Requirement: List all the lines in these records that hold "유재석은".

══ Input for this task ══

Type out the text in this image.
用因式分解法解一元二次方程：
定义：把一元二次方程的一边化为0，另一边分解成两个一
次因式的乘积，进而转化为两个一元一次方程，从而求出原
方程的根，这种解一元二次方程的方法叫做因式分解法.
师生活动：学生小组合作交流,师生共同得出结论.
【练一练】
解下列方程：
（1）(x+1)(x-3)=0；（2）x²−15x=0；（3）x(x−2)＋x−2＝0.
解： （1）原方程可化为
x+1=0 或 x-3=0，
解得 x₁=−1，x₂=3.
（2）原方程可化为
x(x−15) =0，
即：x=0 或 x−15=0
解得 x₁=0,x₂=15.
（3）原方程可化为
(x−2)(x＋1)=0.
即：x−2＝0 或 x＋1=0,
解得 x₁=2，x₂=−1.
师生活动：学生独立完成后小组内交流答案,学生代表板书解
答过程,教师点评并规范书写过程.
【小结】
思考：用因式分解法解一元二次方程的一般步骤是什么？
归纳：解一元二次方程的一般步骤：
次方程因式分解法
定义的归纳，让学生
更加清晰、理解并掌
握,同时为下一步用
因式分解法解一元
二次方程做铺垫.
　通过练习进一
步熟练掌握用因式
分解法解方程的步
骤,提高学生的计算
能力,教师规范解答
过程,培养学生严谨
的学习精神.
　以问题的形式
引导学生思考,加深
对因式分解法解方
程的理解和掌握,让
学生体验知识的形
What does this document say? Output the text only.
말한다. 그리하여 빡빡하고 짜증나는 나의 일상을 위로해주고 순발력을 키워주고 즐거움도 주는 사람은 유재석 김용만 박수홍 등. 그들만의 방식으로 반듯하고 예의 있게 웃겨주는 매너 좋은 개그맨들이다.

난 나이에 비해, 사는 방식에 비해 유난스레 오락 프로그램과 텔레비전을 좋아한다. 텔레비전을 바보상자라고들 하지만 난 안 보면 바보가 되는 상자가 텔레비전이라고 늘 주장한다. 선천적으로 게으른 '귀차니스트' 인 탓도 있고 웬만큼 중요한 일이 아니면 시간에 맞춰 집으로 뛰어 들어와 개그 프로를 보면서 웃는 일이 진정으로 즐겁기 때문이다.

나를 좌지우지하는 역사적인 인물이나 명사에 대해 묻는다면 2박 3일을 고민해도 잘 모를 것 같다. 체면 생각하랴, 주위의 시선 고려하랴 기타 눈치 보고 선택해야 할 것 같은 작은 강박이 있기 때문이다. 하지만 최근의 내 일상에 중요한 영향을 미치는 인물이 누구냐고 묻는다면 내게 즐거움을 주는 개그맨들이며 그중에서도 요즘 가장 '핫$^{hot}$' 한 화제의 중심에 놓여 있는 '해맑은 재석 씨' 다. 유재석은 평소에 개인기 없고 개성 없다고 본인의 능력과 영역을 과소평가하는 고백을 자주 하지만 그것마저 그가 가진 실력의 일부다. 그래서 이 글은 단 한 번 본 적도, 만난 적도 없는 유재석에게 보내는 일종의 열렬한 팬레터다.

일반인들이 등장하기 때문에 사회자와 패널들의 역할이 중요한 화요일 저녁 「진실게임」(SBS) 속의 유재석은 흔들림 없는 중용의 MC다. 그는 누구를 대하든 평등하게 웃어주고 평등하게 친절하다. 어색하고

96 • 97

═══

Worked answer:
나를 좌지우지하는 역사적인 인물이나 명사에 대해 묻는다면 2박 3일을 고민해도 잘 모를 것 같다. 체면 생각하랴, 주위의 시선 고려하랴 기타 눈치 보고 선택해야 할 것 같은 작은 강박이 있기 때문이다. 하지만 최근의 내 일상에 중요한 영향을 미치는 인물이 누구냐고 묻는다면 내게 즐거움을 주는 개그맨들이며 그중에서도 요즘 가장 '핫$^{hot}$' 한 화제의 중심에 놓여 있는 '해맑은 재석 씨' 다. 유재석은 평소에 개인기 없고 개성 없다고 본인의 능력과 영역을 과소평가하는 고백을 자주 하지만 그것마저 그가 가진 실력의 일부다. 그래서 이 글은 단 한 번 본 적도, 만난 적도 없는 유재석에게 보내는 일종의 열렬한 팬레터다.
일반인들이 등장하기 때문에 사회자와 패널들의 역할이 중요한 화요일 저녁 「진실게임」(SBS) 속의 유재석은 흔들림 없는 중용의 MC다. 그는 누구를 대하든 평등하게 웃어주고 평등하게 친절하다. 어색하고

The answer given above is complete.